What you need to do
How many lines in the entries below contain "слоя"? Answer with the number only.

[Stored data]
------------------------

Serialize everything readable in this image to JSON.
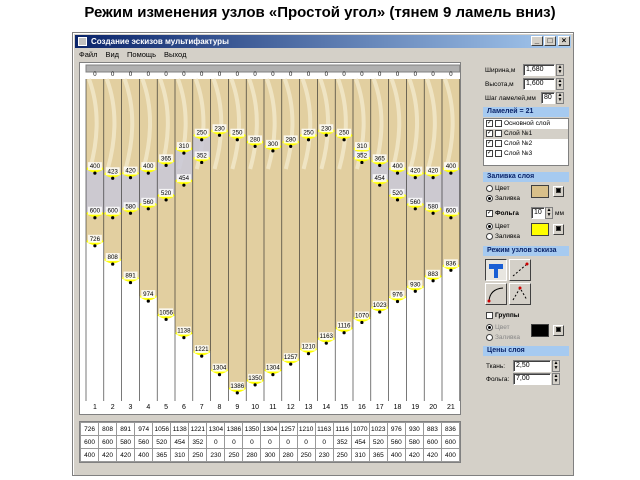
{
  "page_title": "Режим изменения узлов «Простой угол» (тянем 9 ламель вниз)",
  "window": {
    "title": "Создание эскизов мультифактуры",
    "menu": [
      "Файл",
      "Вид",
      "Помощь",
      "Выход"
    ],
    "controls": [
      "_",
      "□",
      "×"
    ]
  },
  "canvas": {
    "lamel_numbers": [
      "1",
      "2",
      "3",
      "4",
      "5",
      "6",
      "7",
      "8",
      "9",
      "10",
      "11",
      "12",
      "13",
      "14",
      "15",
      "16",
      "17",
      "18",
      "19",
      "20",
      "21"
    ],
    "top_marker": "0",
    "nodes": {
      "row1": [
        "400",
        "423",
        "420",
        "400",
        "365",
        "310",
        "250",
        "230",
        "250",
        "280",
        "300",
        "280",
        "250",
        "230",
        "250",
        "310",
        "365",
        "400",
        "420",
        "420",
        "400"
      ],
      "row2": [
        "600",
        "600",
        "580",
        "560",
        "520",
        "454",
        "352",
        "",
        "",
        "",
        "",
        "",
        "",
        "",
        "",
        "352",
        "454",
        "520",
        "560",
        "580",
        "600"
      ],
      "row3": [
        "726",
        "808",
        "891",
        "974",
        "1056",
        "1138",
        "1221",
        "1304",
        "1386",
        "1350",
        "1304",
        "1257",
        "1210",
        "1163",
        "1116",
        "1070",
        "1023",
        "976",
        "930",
        "883",
        "836"
      ]
    },
    "colors": {
      "strip": "#e2cfa0",
      "strip_light": "#f2e8cc",
      "band": "#ffff00",
      "band2": "#c8c8d8",
      "line": "#202020"
    }
  },
  "table": {
    "rows": [
      [
        "726",
        "808",
        "891",
        "974",
        "1056",
        "1138",
        "1221",
        "1304",
        "1386",
        "1350",
        "1304",
        "1257",
        "1210",
        "1163",
        "1116",
        "1070",
        "1023",
        "976",
        "930",
        "883",
        "836"
      ],
      [
        "600",
        "600",
        "580",
        "560",
        "520",
        "454",
        "352",
        "0",
        "0",
        "0",
        "0",
        "0",
        "0",
        "0",
        "352",
        "454",
        "520",
        "560",
        "580",
        "600",
        "600"
      ],
      [
        "400",
        "420",
        "420",
        "400",
        "365",
        "310",
        "250",
        "230",
        "250",
        "280",
        "300",
        "280",
        "250",
        "230",
        "250",
        "310",
        "365",
        "400",
        "420",
        "420",
        "400"
      ]
    ]
  },
  "panel": {
    "width_label": "Ширина,м",
    "width_value": "1,680",
    "height_label": "Высота,м",
    "height_value": "1,600",
    "step_label": "Шаг ламелей,мм",
    "step_value": "80",
    "lamels_header": "Ламелей = 21",
    "layers": [
      {
        "label": "Основной слой",
        "checked": true
      },
      {
        "label": "Слой №1",
        "checked": true
      },
      {
        "label": "Слой №2",
        "checked": true
      },
      {
        "label": "Слой №3",
        "checked": true
      }
    ],
    "fill_header": "Заливка слоя",
    "fill_color": "Цвет",
    "fill_fill": "Заливка",
    "foil_label": "Фольга",
    "foil_value": "10",
    "foil_unit": "мм",
    "foil_color": "Цвет",
    "foil_fill": "Заливка",
    "mode_header": "Режим узлов эскиза",
    "group_label": "Группы",
    "group_color": "Цвет",
    "group_fill": "Заливка",
    "prices_header": "Цены слоя",
    "fabric_label": "Ткань:",
    "fabric_value": "2,50",
    "foil_price_label": "Фольга:",
    "foil_price_value": "7,00",
    "colors": {
      "fill_swatch": "#d9c08a",
      "foil_swatch": "#ffff00",
      "group_swatch": "#000000",
      "header_bg": "#a6caf0"
    }
  }
}
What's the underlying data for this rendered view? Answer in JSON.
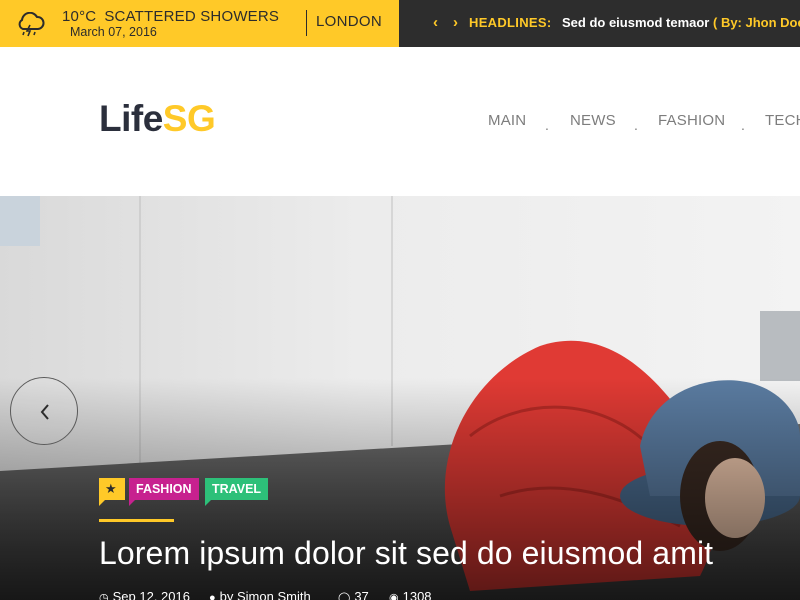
{
  "weather": {
    "icon": "cloud-rain-lightning-icon",
    "temperature": "10°C",
    "condition": "SCATTERED SHOWERS",
    "date": "March 07, 2016",
    "city": "LONDON"
  },
  "ticker": {
    "prev_icon": "chevron-left-icon",
    "next_icon": "chevron-right-icon",
    "label": "HEADLINES:",
    "headline": "Sed do eiusmod temaor",
    "byline": "( By: Jhon Doe )"
  },
  "header": {
    "logo_part1": "Life",
    "logo_part2": "SG",
    "nav": [
      {
        "label": "MAIN"
      },
      {
        "label": "NEWS"
      },
      {
        "label": "FASHION"
      },
      {
        "label": "TECH"
      }
    ]
  },
  "hero": {
    "prev_icon": "chevron-left-icon",
    "featured_icon": "star-icon",
    "tags": [
      {
        "label": "FASHION",
        "color": "#c7218f"
      },
      {
        "label": "TRAVEL",
        "color": "#2dc079"
      }
    ],
    "title": "Lorem ipsum dolor sit sed do eiusmod amit",
    "meta": {
      "date": "Sep 12, 2016",
      "author": "by Simon Smith",
      "comments": "37",
      "views": "1308"
    }
  },
  "colors": {
    "accent": "#ffc928",
    "dark": "#2d2d2d",
    "logo_dark": "#2b2f3c"
  }
}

------------------------

Final result
2